Set exercise: Of all the lines in the data below, how many contain "Хлеб"? Report that number alone.

Available records:

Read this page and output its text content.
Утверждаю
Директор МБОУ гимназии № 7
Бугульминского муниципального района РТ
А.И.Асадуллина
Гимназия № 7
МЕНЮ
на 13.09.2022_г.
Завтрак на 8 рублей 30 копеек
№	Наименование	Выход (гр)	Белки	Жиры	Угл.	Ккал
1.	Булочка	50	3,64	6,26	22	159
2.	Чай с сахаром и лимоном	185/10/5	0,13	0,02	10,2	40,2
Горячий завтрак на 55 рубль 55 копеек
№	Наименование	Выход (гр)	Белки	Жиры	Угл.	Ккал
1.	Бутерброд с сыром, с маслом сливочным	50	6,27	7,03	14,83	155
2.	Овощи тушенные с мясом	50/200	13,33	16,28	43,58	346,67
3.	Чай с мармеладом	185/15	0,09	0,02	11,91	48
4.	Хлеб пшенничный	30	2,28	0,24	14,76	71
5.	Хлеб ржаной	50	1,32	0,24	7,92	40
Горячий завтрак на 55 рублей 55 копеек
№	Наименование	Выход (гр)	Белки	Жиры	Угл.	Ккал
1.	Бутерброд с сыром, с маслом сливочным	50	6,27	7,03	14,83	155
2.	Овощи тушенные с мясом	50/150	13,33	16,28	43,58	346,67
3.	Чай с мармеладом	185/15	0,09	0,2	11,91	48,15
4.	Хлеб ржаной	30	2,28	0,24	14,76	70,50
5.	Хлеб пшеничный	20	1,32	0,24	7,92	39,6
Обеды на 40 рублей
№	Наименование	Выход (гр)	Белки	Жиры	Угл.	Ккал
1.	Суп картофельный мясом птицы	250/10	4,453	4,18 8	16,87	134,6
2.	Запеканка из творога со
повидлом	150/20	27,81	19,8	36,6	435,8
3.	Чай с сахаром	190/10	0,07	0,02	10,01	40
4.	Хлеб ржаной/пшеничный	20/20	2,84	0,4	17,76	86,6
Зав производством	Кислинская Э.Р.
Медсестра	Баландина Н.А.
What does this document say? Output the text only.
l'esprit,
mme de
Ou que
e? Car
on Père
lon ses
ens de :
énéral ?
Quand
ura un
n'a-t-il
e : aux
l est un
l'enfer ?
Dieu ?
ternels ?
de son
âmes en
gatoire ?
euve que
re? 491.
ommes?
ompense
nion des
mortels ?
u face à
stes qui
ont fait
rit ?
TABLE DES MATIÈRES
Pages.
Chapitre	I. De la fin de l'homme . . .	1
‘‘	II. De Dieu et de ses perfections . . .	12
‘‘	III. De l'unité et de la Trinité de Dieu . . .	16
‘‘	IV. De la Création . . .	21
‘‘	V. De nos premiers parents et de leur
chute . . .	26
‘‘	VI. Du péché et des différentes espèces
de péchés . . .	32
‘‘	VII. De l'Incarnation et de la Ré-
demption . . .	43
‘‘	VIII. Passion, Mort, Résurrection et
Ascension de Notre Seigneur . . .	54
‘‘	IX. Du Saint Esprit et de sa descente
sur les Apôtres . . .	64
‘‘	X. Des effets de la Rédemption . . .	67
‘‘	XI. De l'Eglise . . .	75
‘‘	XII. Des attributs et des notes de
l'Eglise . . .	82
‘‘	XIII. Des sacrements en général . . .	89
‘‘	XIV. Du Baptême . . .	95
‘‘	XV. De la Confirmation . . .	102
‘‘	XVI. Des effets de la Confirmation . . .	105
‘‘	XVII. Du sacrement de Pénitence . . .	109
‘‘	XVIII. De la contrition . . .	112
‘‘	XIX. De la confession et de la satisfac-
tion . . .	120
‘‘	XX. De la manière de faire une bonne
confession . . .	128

Solution below: 5